[Rows from a figure dataset]
******************************
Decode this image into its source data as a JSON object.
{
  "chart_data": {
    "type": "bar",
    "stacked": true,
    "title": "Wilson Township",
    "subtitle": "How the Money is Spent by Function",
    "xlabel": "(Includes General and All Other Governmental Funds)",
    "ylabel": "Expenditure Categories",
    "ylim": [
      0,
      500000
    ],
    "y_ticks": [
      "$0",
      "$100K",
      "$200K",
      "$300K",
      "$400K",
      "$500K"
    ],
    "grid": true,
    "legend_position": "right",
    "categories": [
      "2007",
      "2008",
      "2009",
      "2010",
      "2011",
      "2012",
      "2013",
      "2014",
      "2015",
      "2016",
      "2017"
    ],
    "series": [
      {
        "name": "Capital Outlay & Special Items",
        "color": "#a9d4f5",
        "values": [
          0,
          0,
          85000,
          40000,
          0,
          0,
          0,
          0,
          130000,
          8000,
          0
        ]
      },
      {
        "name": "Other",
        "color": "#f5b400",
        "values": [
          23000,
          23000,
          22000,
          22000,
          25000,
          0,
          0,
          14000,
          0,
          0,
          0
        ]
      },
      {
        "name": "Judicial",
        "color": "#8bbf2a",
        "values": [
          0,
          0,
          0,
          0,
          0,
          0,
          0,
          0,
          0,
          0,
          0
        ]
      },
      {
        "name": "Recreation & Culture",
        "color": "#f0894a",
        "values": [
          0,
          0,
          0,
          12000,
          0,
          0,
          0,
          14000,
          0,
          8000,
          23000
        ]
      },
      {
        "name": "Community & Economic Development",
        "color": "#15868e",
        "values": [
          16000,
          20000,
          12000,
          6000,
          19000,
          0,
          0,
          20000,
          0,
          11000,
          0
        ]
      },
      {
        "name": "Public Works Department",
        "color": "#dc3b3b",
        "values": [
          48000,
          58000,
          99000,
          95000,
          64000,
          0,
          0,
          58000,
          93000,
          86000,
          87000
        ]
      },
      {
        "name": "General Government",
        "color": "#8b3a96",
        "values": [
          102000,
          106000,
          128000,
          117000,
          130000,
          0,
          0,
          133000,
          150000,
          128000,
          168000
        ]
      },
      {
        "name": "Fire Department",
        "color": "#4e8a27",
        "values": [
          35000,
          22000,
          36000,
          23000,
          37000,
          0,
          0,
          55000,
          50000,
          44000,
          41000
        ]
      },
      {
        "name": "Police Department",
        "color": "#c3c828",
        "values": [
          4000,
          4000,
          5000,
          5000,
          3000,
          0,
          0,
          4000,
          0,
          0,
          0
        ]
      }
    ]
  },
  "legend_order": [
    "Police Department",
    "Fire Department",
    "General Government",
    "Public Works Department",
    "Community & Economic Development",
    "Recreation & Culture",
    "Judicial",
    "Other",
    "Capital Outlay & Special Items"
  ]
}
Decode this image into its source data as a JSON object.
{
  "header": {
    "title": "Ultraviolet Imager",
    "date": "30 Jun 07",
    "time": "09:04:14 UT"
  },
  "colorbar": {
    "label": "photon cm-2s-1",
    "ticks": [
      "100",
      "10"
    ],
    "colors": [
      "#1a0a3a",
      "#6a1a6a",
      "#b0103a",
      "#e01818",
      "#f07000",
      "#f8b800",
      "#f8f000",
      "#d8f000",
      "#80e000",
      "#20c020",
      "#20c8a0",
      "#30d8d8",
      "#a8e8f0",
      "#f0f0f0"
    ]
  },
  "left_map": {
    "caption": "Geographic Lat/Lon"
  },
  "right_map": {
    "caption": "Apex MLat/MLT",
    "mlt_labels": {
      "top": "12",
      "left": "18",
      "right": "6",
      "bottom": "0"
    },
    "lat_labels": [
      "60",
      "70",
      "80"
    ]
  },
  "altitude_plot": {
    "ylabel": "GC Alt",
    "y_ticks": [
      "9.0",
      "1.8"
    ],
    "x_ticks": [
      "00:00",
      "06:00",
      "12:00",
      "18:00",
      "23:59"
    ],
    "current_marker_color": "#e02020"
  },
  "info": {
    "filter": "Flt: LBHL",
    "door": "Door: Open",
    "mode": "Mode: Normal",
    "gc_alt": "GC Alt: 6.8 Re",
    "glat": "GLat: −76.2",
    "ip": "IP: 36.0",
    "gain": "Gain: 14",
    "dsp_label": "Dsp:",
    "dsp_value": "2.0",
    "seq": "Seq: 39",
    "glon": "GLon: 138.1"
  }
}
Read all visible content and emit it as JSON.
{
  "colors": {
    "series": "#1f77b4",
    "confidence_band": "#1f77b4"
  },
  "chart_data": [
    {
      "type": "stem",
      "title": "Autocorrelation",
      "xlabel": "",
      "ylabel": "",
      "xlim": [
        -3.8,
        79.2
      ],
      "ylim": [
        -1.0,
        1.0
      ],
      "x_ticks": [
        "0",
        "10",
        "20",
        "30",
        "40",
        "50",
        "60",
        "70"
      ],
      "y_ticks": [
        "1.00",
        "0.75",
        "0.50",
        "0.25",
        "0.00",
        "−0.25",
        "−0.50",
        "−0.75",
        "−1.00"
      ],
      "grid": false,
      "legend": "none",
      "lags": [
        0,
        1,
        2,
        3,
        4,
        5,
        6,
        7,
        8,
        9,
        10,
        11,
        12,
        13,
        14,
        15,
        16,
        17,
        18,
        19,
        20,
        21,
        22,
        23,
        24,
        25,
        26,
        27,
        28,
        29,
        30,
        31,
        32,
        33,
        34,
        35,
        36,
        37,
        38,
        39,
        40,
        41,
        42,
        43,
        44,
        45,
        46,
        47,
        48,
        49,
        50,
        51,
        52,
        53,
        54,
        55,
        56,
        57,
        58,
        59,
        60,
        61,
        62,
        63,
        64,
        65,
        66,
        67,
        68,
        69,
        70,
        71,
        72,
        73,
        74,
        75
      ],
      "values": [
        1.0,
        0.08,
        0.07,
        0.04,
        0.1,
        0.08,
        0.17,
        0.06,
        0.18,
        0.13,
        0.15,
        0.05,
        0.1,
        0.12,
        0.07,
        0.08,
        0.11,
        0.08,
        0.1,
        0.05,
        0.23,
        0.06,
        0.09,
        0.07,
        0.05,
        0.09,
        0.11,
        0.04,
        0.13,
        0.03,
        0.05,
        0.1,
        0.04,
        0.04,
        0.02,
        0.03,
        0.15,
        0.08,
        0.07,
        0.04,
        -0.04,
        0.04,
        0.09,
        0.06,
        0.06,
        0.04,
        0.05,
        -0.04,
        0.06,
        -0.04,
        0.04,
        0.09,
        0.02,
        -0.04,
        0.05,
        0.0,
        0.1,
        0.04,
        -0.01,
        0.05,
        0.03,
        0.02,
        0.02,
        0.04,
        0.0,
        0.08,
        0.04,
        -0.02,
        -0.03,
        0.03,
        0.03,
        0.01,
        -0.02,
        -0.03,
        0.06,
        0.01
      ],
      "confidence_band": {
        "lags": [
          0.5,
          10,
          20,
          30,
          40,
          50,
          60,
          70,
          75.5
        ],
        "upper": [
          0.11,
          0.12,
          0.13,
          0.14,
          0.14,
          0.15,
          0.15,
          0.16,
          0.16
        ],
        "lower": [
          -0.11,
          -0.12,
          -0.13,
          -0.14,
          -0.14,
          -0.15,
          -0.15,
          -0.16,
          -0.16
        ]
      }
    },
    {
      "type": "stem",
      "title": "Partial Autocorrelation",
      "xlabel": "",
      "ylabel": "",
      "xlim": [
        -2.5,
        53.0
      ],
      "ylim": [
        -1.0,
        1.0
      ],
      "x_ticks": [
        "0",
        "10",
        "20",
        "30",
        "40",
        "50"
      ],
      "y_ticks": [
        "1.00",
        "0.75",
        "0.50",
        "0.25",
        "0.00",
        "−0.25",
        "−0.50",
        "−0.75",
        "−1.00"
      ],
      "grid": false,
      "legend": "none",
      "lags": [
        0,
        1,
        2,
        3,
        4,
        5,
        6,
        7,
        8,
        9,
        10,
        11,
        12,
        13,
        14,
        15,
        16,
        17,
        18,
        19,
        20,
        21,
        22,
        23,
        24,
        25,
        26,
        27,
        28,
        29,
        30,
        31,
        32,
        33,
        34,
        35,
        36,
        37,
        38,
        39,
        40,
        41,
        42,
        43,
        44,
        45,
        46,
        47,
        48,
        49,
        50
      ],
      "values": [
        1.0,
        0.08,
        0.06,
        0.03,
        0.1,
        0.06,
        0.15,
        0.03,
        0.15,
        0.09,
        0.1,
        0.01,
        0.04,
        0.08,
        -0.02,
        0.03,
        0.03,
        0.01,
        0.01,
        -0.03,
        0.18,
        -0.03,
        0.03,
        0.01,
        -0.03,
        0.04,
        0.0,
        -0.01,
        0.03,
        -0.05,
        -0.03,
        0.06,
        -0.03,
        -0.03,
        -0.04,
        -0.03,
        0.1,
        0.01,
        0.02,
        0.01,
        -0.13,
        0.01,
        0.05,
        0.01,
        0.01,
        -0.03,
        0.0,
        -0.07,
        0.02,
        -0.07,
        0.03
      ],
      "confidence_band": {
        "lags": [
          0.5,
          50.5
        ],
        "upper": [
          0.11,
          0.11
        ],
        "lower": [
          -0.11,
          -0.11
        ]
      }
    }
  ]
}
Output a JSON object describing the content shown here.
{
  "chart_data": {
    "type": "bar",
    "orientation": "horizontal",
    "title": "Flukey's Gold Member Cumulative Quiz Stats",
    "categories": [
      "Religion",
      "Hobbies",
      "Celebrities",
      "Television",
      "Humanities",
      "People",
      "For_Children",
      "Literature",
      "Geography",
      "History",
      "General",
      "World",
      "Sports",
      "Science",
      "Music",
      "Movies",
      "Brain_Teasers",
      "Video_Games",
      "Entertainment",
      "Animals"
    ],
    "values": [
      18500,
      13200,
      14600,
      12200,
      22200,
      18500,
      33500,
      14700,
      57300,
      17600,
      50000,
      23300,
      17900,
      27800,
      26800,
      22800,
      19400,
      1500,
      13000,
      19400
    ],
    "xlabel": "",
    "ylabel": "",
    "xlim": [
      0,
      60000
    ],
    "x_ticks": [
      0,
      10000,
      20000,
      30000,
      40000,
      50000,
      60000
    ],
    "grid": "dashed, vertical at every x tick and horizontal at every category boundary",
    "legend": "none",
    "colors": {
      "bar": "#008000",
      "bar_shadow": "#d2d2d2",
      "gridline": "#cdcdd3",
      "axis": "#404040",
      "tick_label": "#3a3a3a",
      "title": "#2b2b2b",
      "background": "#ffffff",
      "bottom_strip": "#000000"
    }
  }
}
******************************
● Instructions for the task:
The answer consists only of the lines from the one containing "Output a JSON" to the end of the records, each written out exactly.

● Completed exercise:
Output a JSON object describing the content shown here.
{
  "chart_data": {
    "type": "bar",
    "orientation": "horizontal",
    "title": "Flukey's Gold Member Cumulative Quiz Stats",
    "categories": [
      "Religion",
      "Hobbies",
      "Celebrities",
      "Television",
      "Humanities",
      "People",
      "For_Children",
      "Literature",
      "Geography",
      "History",
      "General",
      "World",
      "Sports",
      "Science",
      "Music",
      "Movies",
      "Brain_Teasers",
      "Video_Games",
      "Entertainment",
      "Animals"
    ],
    "values": [
      18500,
      13200,
      14600,
      12200,
      22200,
      18500,
      33500,
      14700,
      57300,
      17600,
      50000,
      23300,
      17900,
      27800,
      26800,
      22800,
      19400,
      1500,
      13000,
      19400
    ],
    "xlabel": "",
    "ylabel": "",
    "xlim": [
      0,
      60000
    ],
    "x_ticks": [
      0,
      10000,
      20000,
      30000,
      40000,
      50000,
      60000
    ],
    "grid": "dashed, vertical at every x tick and horizontal at every category boundary",
    "legend": "none",
    "colors": {
      "bar": "#008000",
      "bar_shadow": "#d2d2d2",
      "gridline": "#cdcdd3",
      "axis": "#404040",
      "tick_label": "#3a3a3a",
      "title": "#2b2b2b",
      "background": "#ffffff",
      "bottom_strip": "#000000"
    }
  }
}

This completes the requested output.